Extracts from a graphics dataset
• • • • • • •
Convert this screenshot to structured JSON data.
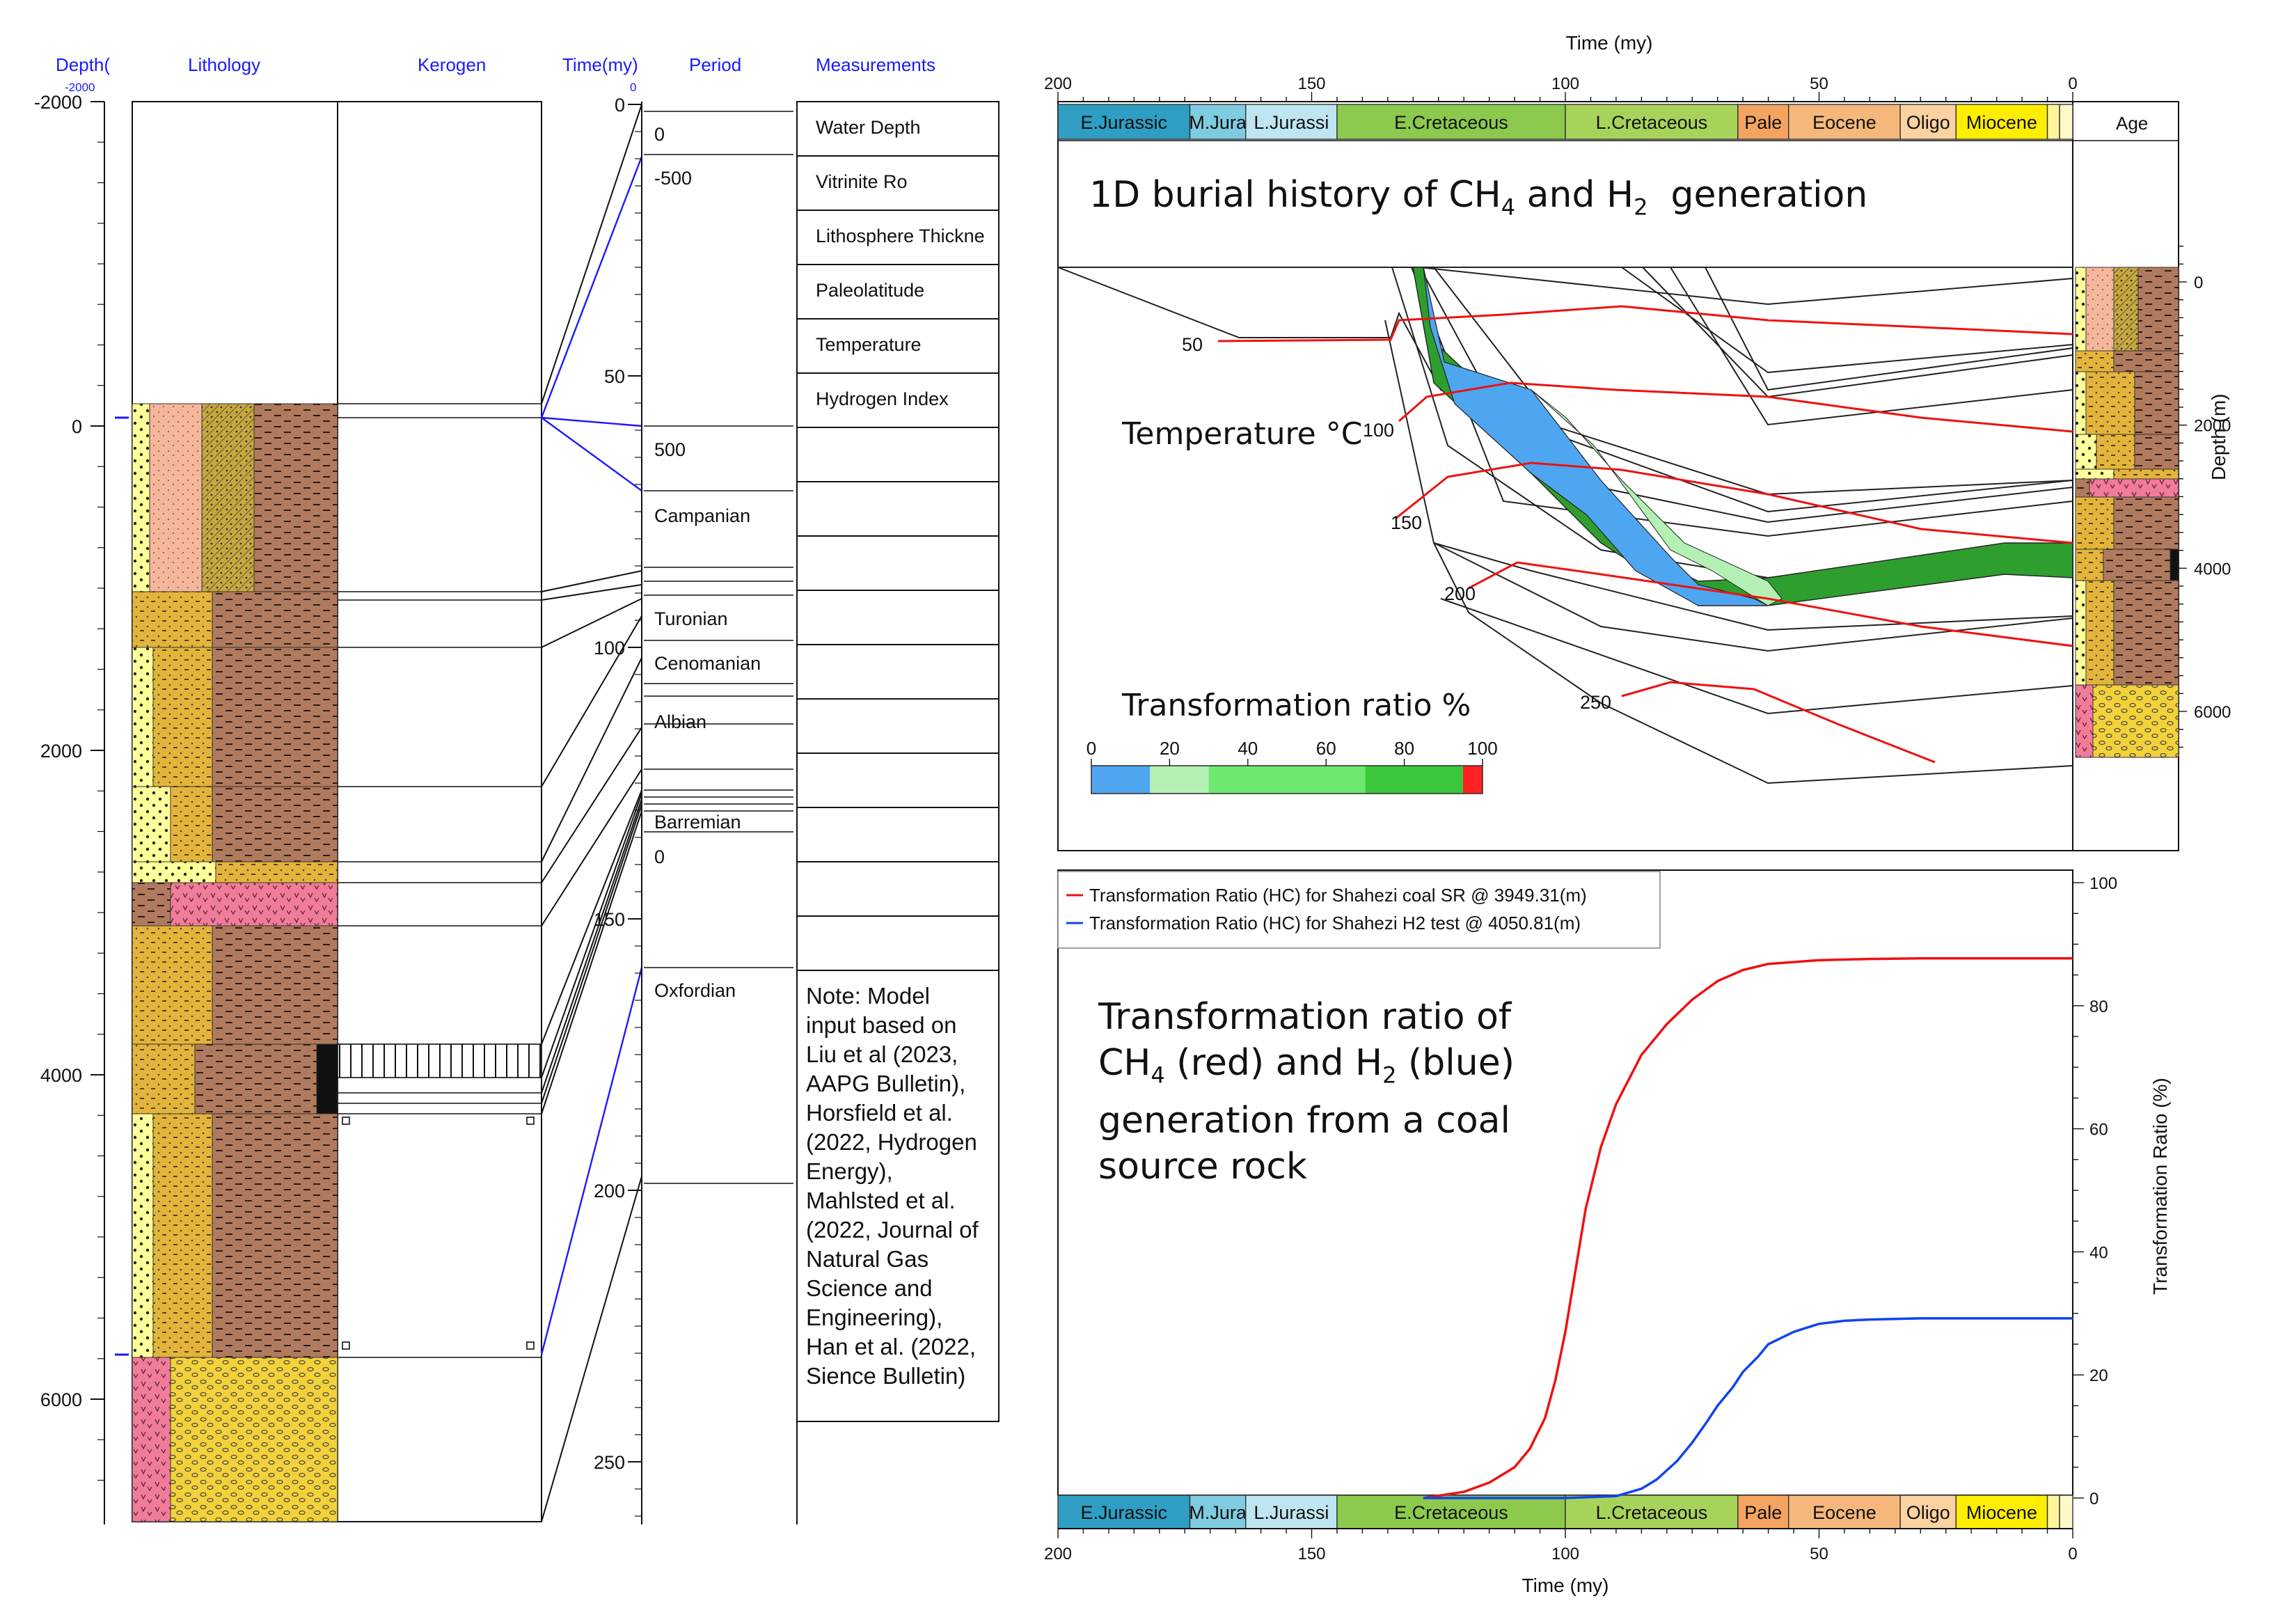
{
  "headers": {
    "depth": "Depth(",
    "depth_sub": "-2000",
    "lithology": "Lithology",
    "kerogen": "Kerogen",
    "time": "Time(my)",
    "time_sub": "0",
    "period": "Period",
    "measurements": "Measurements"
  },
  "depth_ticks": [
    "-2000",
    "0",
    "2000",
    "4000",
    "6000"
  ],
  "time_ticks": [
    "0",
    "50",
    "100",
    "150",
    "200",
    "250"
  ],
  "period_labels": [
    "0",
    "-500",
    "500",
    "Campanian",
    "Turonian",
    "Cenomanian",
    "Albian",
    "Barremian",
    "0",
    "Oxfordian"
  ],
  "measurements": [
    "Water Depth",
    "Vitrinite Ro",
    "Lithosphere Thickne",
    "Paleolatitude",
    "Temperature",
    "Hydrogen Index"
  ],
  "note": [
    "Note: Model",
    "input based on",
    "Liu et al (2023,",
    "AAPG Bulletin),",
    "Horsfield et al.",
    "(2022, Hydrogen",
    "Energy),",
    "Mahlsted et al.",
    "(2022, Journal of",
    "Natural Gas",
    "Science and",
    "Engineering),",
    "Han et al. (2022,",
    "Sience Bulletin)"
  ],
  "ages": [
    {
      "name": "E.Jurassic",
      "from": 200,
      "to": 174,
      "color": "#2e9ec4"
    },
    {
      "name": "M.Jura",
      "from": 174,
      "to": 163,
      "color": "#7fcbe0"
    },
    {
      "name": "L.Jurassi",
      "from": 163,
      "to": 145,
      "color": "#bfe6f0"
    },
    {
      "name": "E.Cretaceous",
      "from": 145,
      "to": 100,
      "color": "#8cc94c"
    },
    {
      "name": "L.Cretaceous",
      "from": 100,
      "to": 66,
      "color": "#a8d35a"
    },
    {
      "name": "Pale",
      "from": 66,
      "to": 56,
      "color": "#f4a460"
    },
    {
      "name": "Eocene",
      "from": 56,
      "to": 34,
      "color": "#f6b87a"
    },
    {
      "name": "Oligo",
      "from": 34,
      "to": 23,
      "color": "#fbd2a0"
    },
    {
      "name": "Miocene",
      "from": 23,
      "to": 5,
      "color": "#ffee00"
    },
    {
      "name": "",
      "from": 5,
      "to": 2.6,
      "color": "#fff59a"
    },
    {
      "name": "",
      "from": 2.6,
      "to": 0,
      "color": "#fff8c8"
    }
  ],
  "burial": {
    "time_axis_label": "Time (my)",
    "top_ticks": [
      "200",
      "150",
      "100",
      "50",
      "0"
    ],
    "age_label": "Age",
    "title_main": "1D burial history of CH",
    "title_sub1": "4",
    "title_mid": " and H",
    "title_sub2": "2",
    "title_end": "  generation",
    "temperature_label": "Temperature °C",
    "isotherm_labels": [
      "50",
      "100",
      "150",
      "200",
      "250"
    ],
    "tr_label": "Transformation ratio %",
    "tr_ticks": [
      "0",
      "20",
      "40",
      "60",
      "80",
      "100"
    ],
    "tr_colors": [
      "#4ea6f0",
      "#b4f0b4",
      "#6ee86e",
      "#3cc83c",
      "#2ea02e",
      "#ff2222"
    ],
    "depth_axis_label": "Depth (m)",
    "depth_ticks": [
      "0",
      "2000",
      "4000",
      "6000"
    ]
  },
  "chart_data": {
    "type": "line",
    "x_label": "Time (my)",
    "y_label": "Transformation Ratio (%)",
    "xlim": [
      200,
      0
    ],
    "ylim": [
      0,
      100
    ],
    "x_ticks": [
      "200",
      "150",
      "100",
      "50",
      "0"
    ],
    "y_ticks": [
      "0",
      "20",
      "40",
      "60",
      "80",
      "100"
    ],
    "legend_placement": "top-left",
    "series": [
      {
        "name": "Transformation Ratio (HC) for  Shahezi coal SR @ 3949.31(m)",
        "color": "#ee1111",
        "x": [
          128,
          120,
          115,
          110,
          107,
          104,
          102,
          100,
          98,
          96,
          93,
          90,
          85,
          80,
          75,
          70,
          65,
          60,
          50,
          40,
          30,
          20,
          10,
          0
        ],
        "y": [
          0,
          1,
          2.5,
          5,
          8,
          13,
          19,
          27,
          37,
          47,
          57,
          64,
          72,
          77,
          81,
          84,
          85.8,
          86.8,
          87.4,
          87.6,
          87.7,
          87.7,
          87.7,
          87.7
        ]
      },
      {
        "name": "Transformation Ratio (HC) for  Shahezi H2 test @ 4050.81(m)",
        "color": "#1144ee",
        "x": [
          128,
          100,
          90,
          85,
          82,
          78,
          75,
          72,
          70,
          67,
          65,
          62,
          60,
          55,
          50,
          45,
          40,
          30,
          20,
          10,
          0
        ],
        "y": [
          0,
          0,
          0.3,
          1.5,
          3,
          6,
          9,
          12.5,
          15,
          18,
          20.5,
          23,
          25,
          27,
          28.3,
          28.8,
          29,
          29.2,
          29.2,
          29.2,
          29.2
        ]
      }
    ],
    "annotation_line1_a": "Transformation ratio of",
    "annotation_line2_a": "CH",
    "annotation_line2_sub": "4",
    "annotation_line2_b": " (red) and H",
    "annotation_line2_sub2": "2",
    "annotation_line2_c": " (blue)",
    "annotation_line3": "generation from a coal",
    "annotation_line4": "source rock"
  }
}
• • • • • • •
- PROBLEM DESCRIPTION -
Find every line in the records above that contains the word "generation", and copy each one.

- THE OUTPUT -
    "title_end": "  generation",
    "annotation_line3": "generation from a coal",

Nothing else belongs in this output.